# start of Entries

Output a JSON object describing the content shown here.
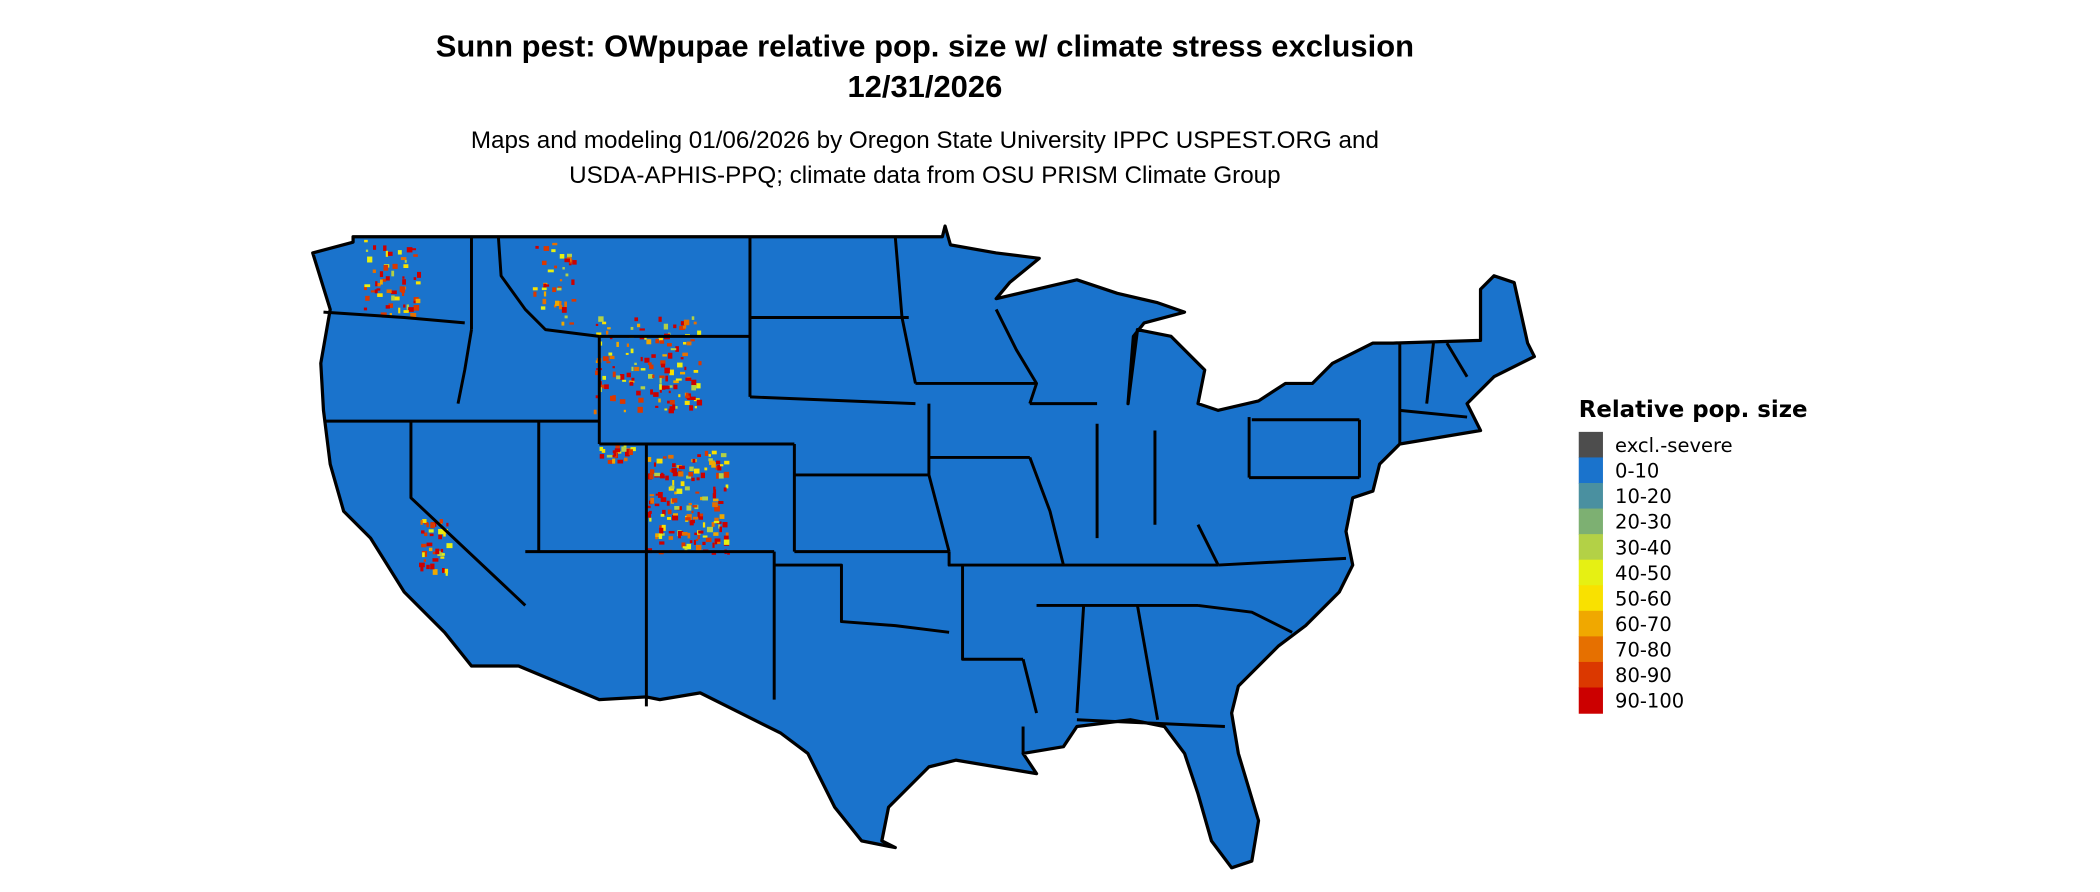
{
  "title": {
    "line1": "Sunn pest: OWpupae relative pop. size w/ climate stress exclusion",
    "line2": "12/31/2026"
  },
  "subtitle": {
    "line1": "Maps and modeling 01/06/2026 by Oregon State University IPPC USPEST.ORG and",
    "line2": "USDA-APHIS-PPQ; climate data from OSU PRISM Climate Group"
  },
  "map": {
    "region": "Contiguous United States",
    "dominant_class": "0-10",
    "hotspot_regions": [
      "Washington Cascades",
      "Idaho/Montana/Wyoming Rockies",
      "Colorado Rockies",
      "Utah Uinta",
      "California Sierra Nevada"
    ]
  },
  "legend": {
    "title": "Relative pop. size",
    "position": "right",
    "items": [
      {
        "label": "excl.-severe",
        "color": "#4d4d4d"
      },
      {
        "label": "0-10",
        "color": "#1a73cc"
      },
      {
        "label": "10-20",
        "color": "#4a90a0"
      },
      {
        "label": "20-30",
        "color": "#7db072"
      },
      {
        "label": "30-40",
        "color": "#b3d146"
      },
      {
        "label": "40-50",
        "color": "#e6f013"
      },
      {
        "label": "50-60",
        "color": "#f9e100"
      },
      {
        "label": "60-70",
        "color": "#f0a800"
      },
      {
        "label": "70-80",
        "color": "#e67000"
      },
      {
        "label": "80-90",
        "color": "#db3800"
      },
      {
        "label": "90-100",
        "color": "#cc0000"
      }
    ]
  }
}
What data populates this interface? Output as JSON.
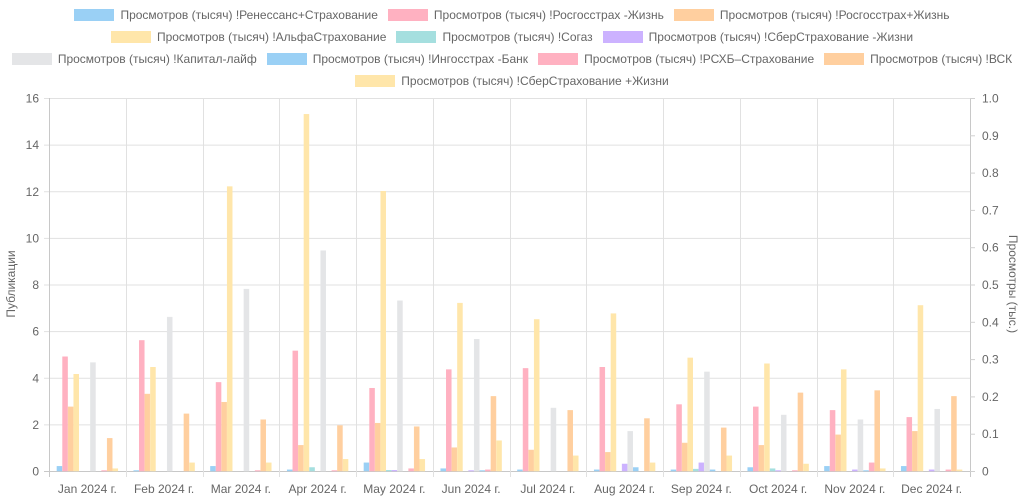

# end of Entries

Task description:
All lines above containing the string "climate" are to be collected.

In response:
    "line1": "Sunn pest: OWpupae relative pop. size w/ climate stress exclusion",
    "line2": "USDA-APHIS-PPQ; climate data from OSU PRISM Climate Group"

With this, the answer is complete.